To do: Render the records below as a JSON list of strings, one string per line, skipping blank lines and leaving out the pictures.
---- Record list
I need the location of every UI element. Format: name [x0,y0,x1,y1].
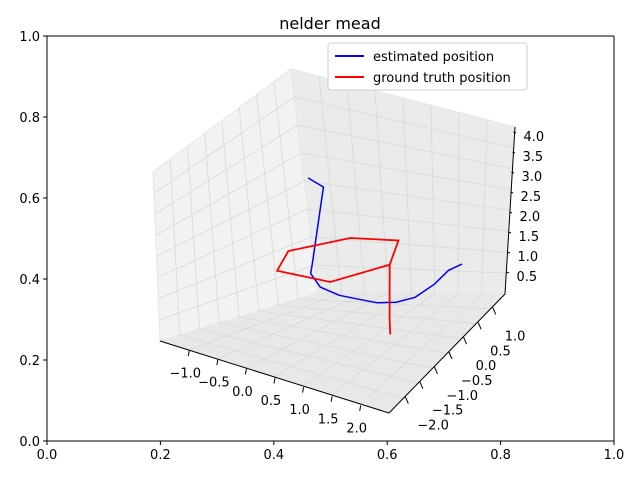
outer-ytick-label: 0.4 [19,273,40,288]
z-axis-tick-label: 2.5 [521,190,542,205]
z-axis-tick [507,251,511,254]
z-axis-tick [511,171,515,174]
outer-xtick-label: 0.6 [377,448,398,463]
x-axis-tick-label: −0.5 [198,376,230,391]
floor-grid-y [238,316,448,354]
series-layer [275,177,463,335]
x-axis-tick [216,359,219,366]
x-axis-tick-label: 1.0 [289,403,310,418]
y-axis-tick-label: −1.5 [432,404,464,419]
z-axis-tick [506,271,510,274]
y-axis-tick-label: 1.0 [505,329,526,344]
3d-axes: −1.0−0.50.00.51.01.52.0 −2.0−1.5−1.0−0.50… [159,126,545,436]
outer-xtick-label: 0.8 [490,448,511,463]
floor-grid-y [258,310,462,340]
x-axis-tick-label: 0.5 [261,394,282,409]
z-axis-tick [510,191,514,194]
floor-grid-x [331,293,459,396]
series-estimated-position [307,177,463,304]
outer-ytick-label: 0.0 [19,435,40,450]
left-grid-z [154,124,298,215]
z-axis-tick-label: 4.0 [524,130,545,145]
y-axis-tick-label: 0.0 [476,359,497,374]
z-axis-tick-label: 2.0 [520,210,541,225]
z-axis-tick [509,211,513,214]
outer-axes: 0.0 0.2 0.4 0.6 0.8 1.0 0.0 0.2 0.4 0.6 0.8 1.0 [19,30,624,463]
z-axis-tick [513,131,517,134]
legend-box [327,42,528,91]
x-axis-tick [330,396,333,402]
x-axis-tick [244,368,247,375]
y-axis-tick [419,381,424,389]
z-axis-line [504,126,516,295]
3d-panes [152,68,516,414]
back-grid-x [402,97,412,294]
back-grid-z [294,96,514,149]
z-axis-tick [508,231,512,234]
floor-grid-x [360,293,482,405]
floor-grid-y [298,298,491,310]
y-axis-tick [477,322,482,330]
z-axis-tick-label: 1.0 [518,250,539,265]
y-axis-tick-label: 0.5 [490,344,511,359]
y-axis-tick-label: −2.0 [417,419,449,434]
outer-xtick-label: 0.4 [263,448,284,463]
outer-xtick-label: 0.2 [150,448,171,463]
legend-label-ground-truth: ground truth position [373,71,511,86]
outer-ytick-label: 1.0 [19,30,40,45]
z-axis-tick-label: 3.0 [522,170,543,185]
z-axis-tick-label: 1.5 [519,230,540,245]
back-grid-x [457,112,460,294]
y-axis-tick-label: −1.0 [446,389,478,404]
y-axis-line [388,293,506,414]
x-axis-tick-label: 2.0 [346,421,367,436]
x-axis-tick-label: 0.0 [232,385,253,400]
left-grid-y [238,107,260,312]
legend-label-estimated: estimated position [373,50,494,65]
back-grid-x [430,105,436,294]
x-axis-tick [273,377,276,384]
y-axis-tick [492,307,497,315]
y-axis-tick [448,351,453,360]
x-axis-tick [359,405,362,412]
x-axis-tick-label: 1.5 [318,412,339,427]
outer-xtick-label: 0.0 [37,448,58,463]
back-grid-z [301,152,512,191]
x-axis-line [159,340,390,414]
floor-grid-x [302,293,436,387]
z-axis-tick-label: 3.5 [523,150,544,165]
x-axis-tick [187,350,190,357]
series-ground-truth-position [275,237,400,335]
y-axis-tick [433,366,438,375]
floor-grid-y [278,304,477,325]
outer-ytick-label: 0.2 [19,354,40,369]
y-axis-tick [463,336,468,345]
left-grid-y [256,94,279,306]
z-axis-tick-label: 0.5 [517,270,538,285]
y-axis-tick-label: −0.5 [461,374,493,389]
x-axis-tick-label: −1.0 [169,367,201,382]
outer-ytick-label: 0.6 [19,192,40,207]
legend: estimated position ground truth position [327,42,528,91]
x-axis-tick [302,387,305,393]
back-grid-z [297,124,513,170]
chart-title: nelder mead [279,14,380,33]
outer-xtick-label: 1.0 [604,448,625,463]
outer-ytick-label: 0.8 [19,111,40,126]
left-grid-z [155,152,302,236]
left-grid-y [273,81,299,300]
back-grid-x [481,119,488,294]
z-axis-tick [512,151,516,154]
left-grid-z [153,96,295,194]
y-axis-tick [404,396,409,404]
left-grid-z [156,180,305,257]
--------
Answer to this exercise:
[
  "I need the location of every UI element. Format: name [x0,y0,x1,y1].",
  "outer-ytick-label: 0.4 [19,273,40,288]",
  "z-axis-tick-label: 2.5 [521,190,542,205]",
  "z-axis-tick [507,251,511,254]",
  "z-axis-tick [511,171,515,174]",
  "outer-xtick-label: 0.6 [377,448,398,463]",
  "x-axis-tick-label: −0.5 [198,376,230,391]",
  "floor-grid-y [238,316,448,354]",
  "series-layer [275,177,463,335]",
  "x-axis-tick [216,359,219,366]",
  "x-axis-tick-label: 1.0 [289,403,310,418]",
  "y-axis-tick-label: −1.5 [432,404,464,419]",
  "z-axis-tick [506,271,510,274]",
  "y-axis-tick-label: 1.0 [505,329,526,344]",
  "3d-axes: −1.0−0.50.00.51.01.52.0 −2.0−1.5−1.0−0.50… [159,126,545,436]",
  "outer-xtick-label: 0.8 [490,448,511,463]",
  "floor-grid-y [258,310,462,340]",
  "x-axis-tick-label: 0.5 [261,394,282,409]",
  "z-axis-tick [510,191,514,194]",
  "floor-grid-x [331,293,459,396]",
  "series-estimated-position [307,177,463,304]",
  "outer-ytick-label: 0.0 [19,435,40,450]",
  "left-grid-z [154,124,298,215]",
  "z-axis-tick-label: 4.0 [524,130,545,145]",
  "y-axis-tick-label: 0.0 [476,359,497,374]",
  "z-axis-tick-label: 2.0 [520,210,541,225]",
  "z-axis-tick [509,211,513,214]",
  "outer-axes: 0.0 0.2 0.4 0.6 0.8 1.0 0.0 0.2 0.4 0.6 0.8 1.0 [19,30,624,463]",
  "z-axis-tick [513,131,517,134]",
  "legend-box [327,42,528,91]",
  "x-axis-tick [330,396,333,402]",
  "x-axis-tick [244,368,247,375]",
  "y-axis-tick [419,381,424,389]",
  "z-axis-line [504,126,516,295]",
  "3d-panes [152,68,516,414]",
  "back-grid-x [402,97,412,294]",
  "back-grid-z [294,96,514,149]",
  "z-axis-tick [508,231,512,234]",
  "floor-grid-x [360,293,482,405]",
  "floor-grid-y [298,298,491,310]",
  "y-axis-tick [477,322,482,330]",
  "z-axis-tick-label: 1.0 [518,250,539,265]",
  "y-axis-tick-label: 0.5 [490,344,511,359]",
  "y-axis-tick-label: −2.0 [417,419,449,434]",
  "outer-xtick-label: 0.4 [263,448,284,463]",
  "outer-xtick-label: 0.2 [150,448,171,463]",
  "legend-label-ground-truth: ground truth position [373,71,511,86]",
  "outer-ytick-label: 1.0 [19,30,40,45]",
  "z-axis-tick-label: 3.0 [522,170,543,185]",
  "z-axis-tick-label: 1.5 [519,230,540,245]",
  "back-grid-x [457,112,460,294]",
  "y-axis-tick-label: −1.0 [446,389,478,404]",
  "y-axis-line [388,293,506,414]",
  "x-axis-tick-label: 2.0 [346,421,367,436]",
  "x-axis-tick-label: 0.0 [232,385,253,400]",
  "left-grid-y [238,107,260,312]",
  "legend-label-estimated: estimated position [373,50,494,65]",
  "back-grid-x [430,105,436,294]",
  "x-axis-tick [273,377,276,384]",
  "y-axis-tick [492,307,497,315]",
  "y-axis-tick [448,351,453,360]",
  "x-axis-tick [359,405,362,412]",
  "x-axis-tick-label: 1.5 [318,412,339,427]",
  "outer-xtick-label: 0.0 [37,448,58,463]",
  "back-grid-z [301,152,512,191]",
  "x-axis-line [159,340,390,414]",
  "floor-grid-x [302,293,436,387]",
  "z-axis-tick-label: 3.5 [523,150,544,165]",
  "x-axis-tick [187,350,190,357]",
  "series-ground-truth-position [275,237,400,335]",
  "y-axis-tick [433,366,438,375]",
  "floor-grid-y [278,304,477,325]",
  "outer-ytick-label: 0.2 [19,354,40,369]",
  "y-axis-tick [463,336,468,345]",
  "left-grid-y [256,94,279,306]",
  "z-axis-tick-label: 0.5 [517,270,538,285]",
  "y-axis-tick-label: −0.5 [461,374,493,389]",
  "x-axis-tick-label: −1.0 [169,367,201,382]",
  "outer-ytick-label: 0.6 [19,192,40,207]",
  "legend: estimated position ground truth position [327,42,528,91]",
  "x-axis-tick [302,387,305,393]",
  "back-grid-z [297,124,513,170]",
  "chart-title: nelder mead [279,14,380,33]",
  "outer-xtick-label: 1.0 [604,448,625,463]",
  "outer-ytick-label: 0.8 [19,111,40,126]",
  "left-grid-z [155,152,302,236]",
  "left-grid-y [273,81,299,300]",
  "back-grid-x [481,119,488,294]",
  "z-axis-tick [512,151,516,154]",
  "left-grid-z [153,96,295,194]",
  "y-axis-tick [404,396,409,404]",
  "left-grid-z [156,180,305,257]"
]